- **GIVEN DATA**
....................
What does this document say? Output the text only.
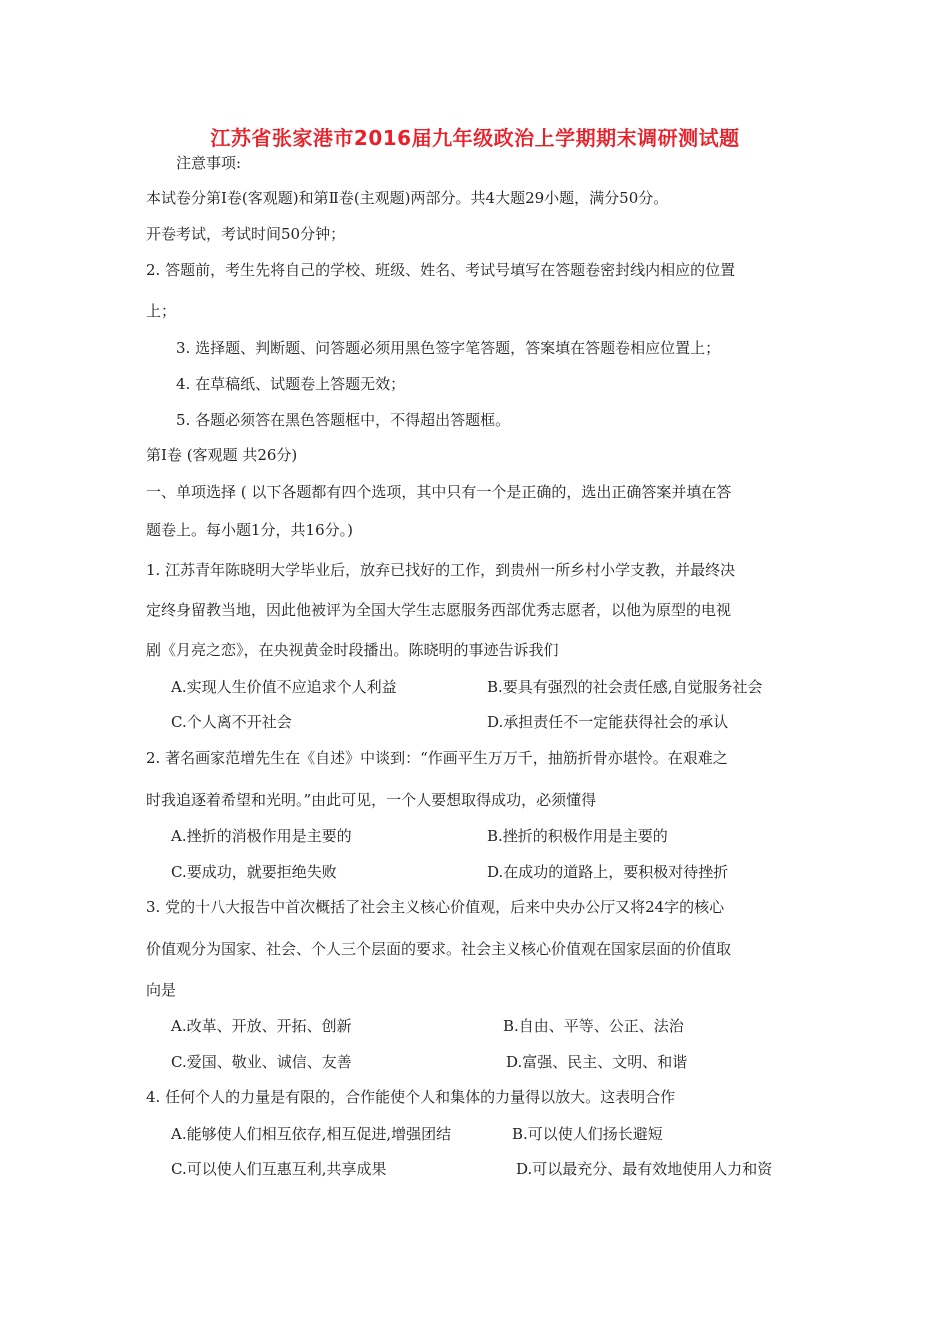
江苏省张家港市2016届九年级政治上学期期末调研测试题
注意事项:
本试卷分第Ⅰ卷(客观题)和第Ⅱ卷(主观题)两部分。共4大题29小题，满分50分。
开卷考试，考试时间50分钟；
2. 答题前，考生先将自己的学校、班级、姓名、考试号填写在答题卷密封线内相应的位置
上；
3. 选择题、判断题、问答题必须用黑色签字笔答题，答案填在答题卷相应位置上；
4. 在草稿纸、试题卷上答题无效；
5. 各题必须答在黑色答题框中，不得超出答题框。
第Ⅰ卷 (客观题 共26分)
一、单项选择 ( 以下各题都有四个选项，其中只有一个是正确的，选出正确答案并填在答
题卷上。每小题1分，共16分。)
1. 江苏青年陈晓明大学毕业后，放弃已找好的工作，到贵州一所乡村小学支教，并最终决
定终身留教当地，因此他被评为全国大学生志愿服务西部优秀志愿者，以他为原型的电视
剧《月亮之恋》，在央视黄金时段播出。陈晓明的事迹告诉我们
A.实现人生价值不应追求个人利益	B.要具有强烈的社会责任感,自觉服务社会
C.个人离不开社会	D.承担责任不一定能获得社会的承认
2. 著名画家范增先生在《自述》中谈到：“作画平生万万千，抽筋折骨亦堪怜。在艰难之
时我追逐着希望和光明。”由此可见，一个人要想取得成功，必须懂得
A.挫折的消极作用是主要的	B.挫折的积极作用是主要的
C.要成功，就要拒绝失败	D.在成功的道路上，要积极对待挫折
3. 党的十八大报告中首次概括了社会主义核心价值观，后来中央办公厅又将24字的核心
价值观分为国家、社会、个人三个层面的要求。社会主义核心价值观在国家层面的价值取
向是
A.改革、开放、开拓、创新	B.自由、平等、公正、法治
C.爱国、敬业、诚信、友善	D.富强、民主、文明、和谐
4. 任何个人的力量是有限的，合作能使个人和集体的力量得以放大。这表明合作
A.能够使人们相互依存,相互促进,增强团结	B.可以使人们扬长避短
C.可以使人们互惠互利,共享成果	D.可以最充分、最有效地使用人力和资
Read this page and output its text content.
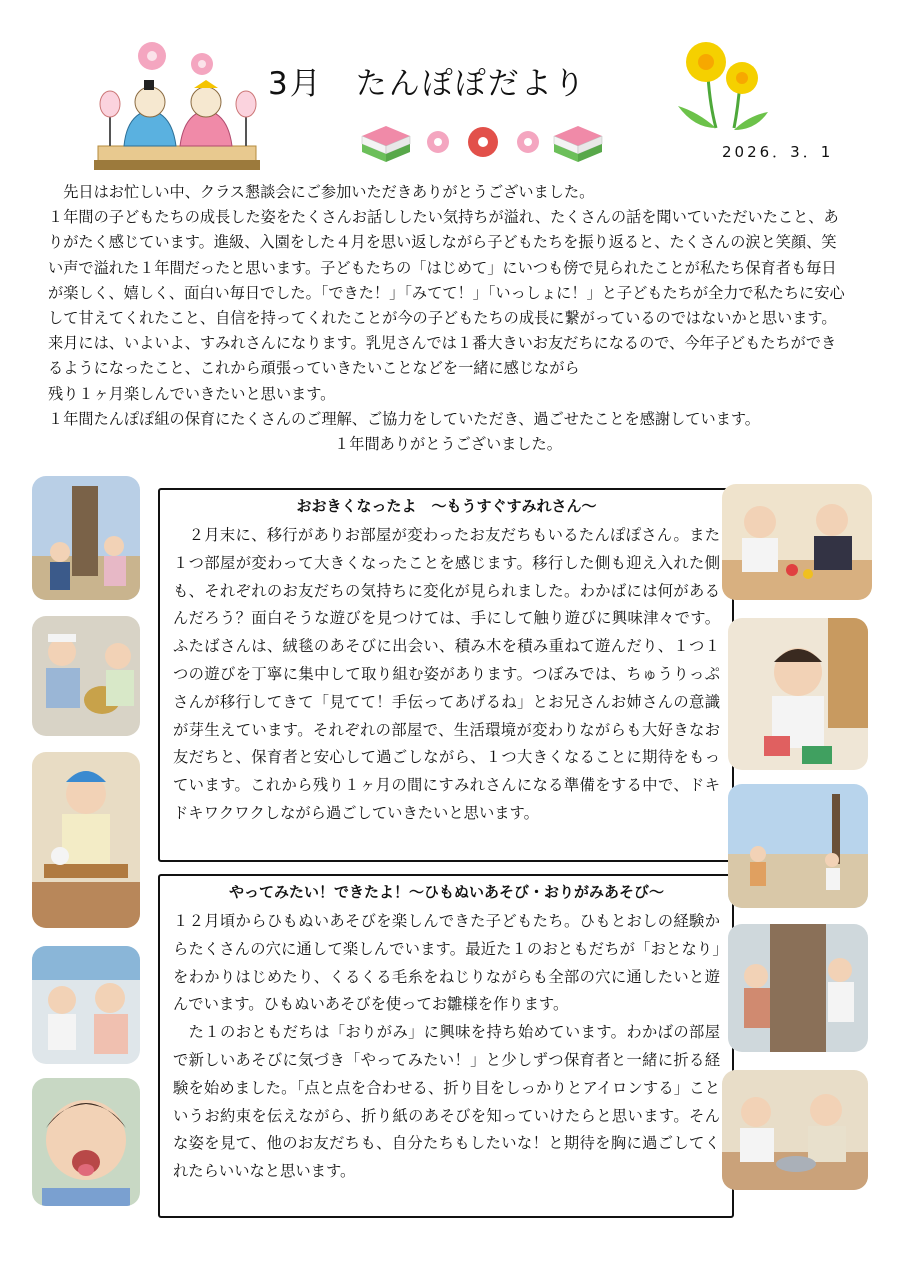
3月　たんぽぽだより
2026．3．1

　先日はお忙しい中、クラス懇談会にご参加いただきありがとうございました。

１年間の子どもたちの成長した姿をたくさんお話ししたい気持ちが溢れ、たくさんの話を聞いていただいたこと、ありがたく感じています。進級、入園をした４月を思い返しながら子どもたちを振り返ると、たくさんの涙と笑顔、笑い声で溢れた１年間だったと思います。子どもたちの「はじめて」にいつも傍で見られたことが私たち保育者も毎日が楽しく、嬉しく、面白い毎日でした。「できた！」「みてて！」「いっしょに！」と子どもたちが全力で私たちに安心して甘えてくれたこと、自信を持ってくれたことが今の子どもたちの成長に繋がっているのではないかと思います。来月には、いよいよ、すみれさんになります。乳児さんでは１番大きいお友だちになるので、今年子どもたちができるようになったこと、これから頑張っていきたいことなどを一緒に感じながら

残り１ヶ月楽しんでいきたいと思います。

１年間たんぽぽ組の保育にたくさんのご理解、ご協力をしていただき、過ごせたことを感謝しています。

１年間ありがとうございました。

おおきくなったよ　～もうすぐすみれさん～

　２月末に、移行がありお部屋が変わったお友だちもいるたんぽぽさん。また１つ部屋が変わって大きくなったことを感じます。移行した側も迎え入れた側も、それぞれのお友だちの気持ちに変化が見られました。わかばには何があるんだろう？面白そうな遊びを見つけては、手にして触り遊びに興味津々です。ふたばさんは、絨毯のあそびに出会い、積み木を積み重ねて遊んだり、１つ１つの遊びを丁寧に集中して取り組む姿があります。つぼみでは、ちゅうりっぷさんが移行してきて「見てて！手伝ってあげるね」とお兄さんお姉さんの意識が芽生えています。それぞれの部屋で、生活環境が変わりながらも大好きなお友だちと、保育者と安心して過ごしながら、１つ大きくなることに期待をもっています。これから残り１ヶ月の間にすみれさんになる準備をする中で、ドキドキワクワクしながら過ごしていきたいと思います。

やってみたい！できたよ！～ひもぬいあそび・おりがみあそび～

１２月頃からひもぬいあそびを楽しんできた子どもたち。ひもとおしの経験からたくさんの穴に通して楽しんでいます。最近た１のおともだちが「おとなり」をわかりはじめたり、くるくる毛糸をねじりながらも全部の穴に通したいと遊んでいます。ひもぬいあそびを使ってお雛様を作ります。

　た１のおともだちは「おりがみ」に興味を持ち始めています。わかばの部屋で新しいあそびに気づき「やってみたい！」と少しずつ保育者と一緒に折る経験を始めました。「点と点を合わせる、折り目をしっかりとアイロンする」こというお約束を伝えながら、折り紙のあそびを知っていけたらと思います。そんな姿を見て、他のお友だちも、自分たちもしたいな！と期待を胸に過ごしてくれたらいいなと思います。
....................
- **TASK REQUIREMENTS**
Write out exactly the lines from the one that contains "Read this page and output its text content." through the last line of the data above, both included. Leave every picture out.

- **COMPLETE OUTPUT**
Read this page and output its text content.
3月　たんぽぽだより
2026．3．1

　先日はお忙しい中、クラス懇談会にご参加いただきありがとうございました。

１年間の子どもたちの成長した姿をたくさんお話ししたい気持ちが溢れ、たくさんの話を聞いていただいたこと、ありがたく感じています。進級、入園をした４月を思い返しながら子どもたちを振り返ると、たくさんの涙と笑顔、笑い声で溢れた１年間だったと思います。子どもたちの「はじめて」にいつも傍で見られたことが私たち保育者も毎日が楽しく、嬉しく、面白い毎日でした。「できた！」「みてて！」「いっしょに！」と子どもたちが全力で私たちに安心して甘えてくれたこと、自信を持ってくれたことが今の子どもたちの成長に繋がっているのではないかと思います。来月には、いよいよ、すみれさんになります。乳児さんでは１番大きいお友だちになるので、今年子どもたちができるようになったこと、これから頑張っていきたいことなどを一緒に感じながら

残り１ヶ月楽しんでいきたいと思います。

１年間たんぽぽ組の保育にたくさんのご理解、ご協力をしていただき、過ごせたことを感謝しています。

１年間ありがとうございました。

おおきくなったよ　～もうすぐすみれさん～

　２月末に、移行がありお部屋が変わったお友だちもいるたんぽぽさん。また１つ部屋が変わって大きくなったことを感じます。移行した側も迎え入れた側も、それぞれのお友だちの気持ちに変化が見られました。わかばには何があるんだろう？面白そうな遊びを見つけては、手にして触り遊びに興味津々です。ふたばさんは、絨毯のあそびに出会い、積み木を積み重ねて遊んだり、１つ１つの遊びを丁寧に集中して取り組む姿があります。つぼみでは、ちゅうりっぷさんが移行してきて「見てて！手伝ってあげるね」とお兄さんお姉さんの意識が芽生えています。それぞれの部屋で、生活環境が変わりながらも大好きなお友だちと、保育者と安心して過ごしながら、１つ大きくなることに期待をもっています。これから残り１ヶ月の間にすみれさんになる準備をする中で、ドキドキワクワクしながら過ごしていきたいと思います。

やってみたい！できたよ！～ひもぬいあそび・おりがみあそび～

１２月頃からひもぬいあそびを楽しんできた子どもたち。ひもとおしの経験からたくさんの穴に通して楽しんでいます。最近た１のおともだちが「おとなり」をわかりはじめたり、くるくる毛糸をねじりながらも全部の穴に通したいと遊んでいます。ひもぬいあそびを使ってお雛様を作ります。

　た１のおともだちは「おりがみ」に興味を持ち始めています。わかばの部屋で新しいあそびに気づき「やってみたい！」と少しずつ保育者と一緒に折る経験を始めました。「点と点を合わせる、折り目をしっかりとアイロンする」こというお約束を伝えながら、折り紙のあそびを知っていけたらと思います。そんな姿を見て、他のお友だちも、自分たちもしたいな！と期待を胸に過ごしてくれたらいいなと思います。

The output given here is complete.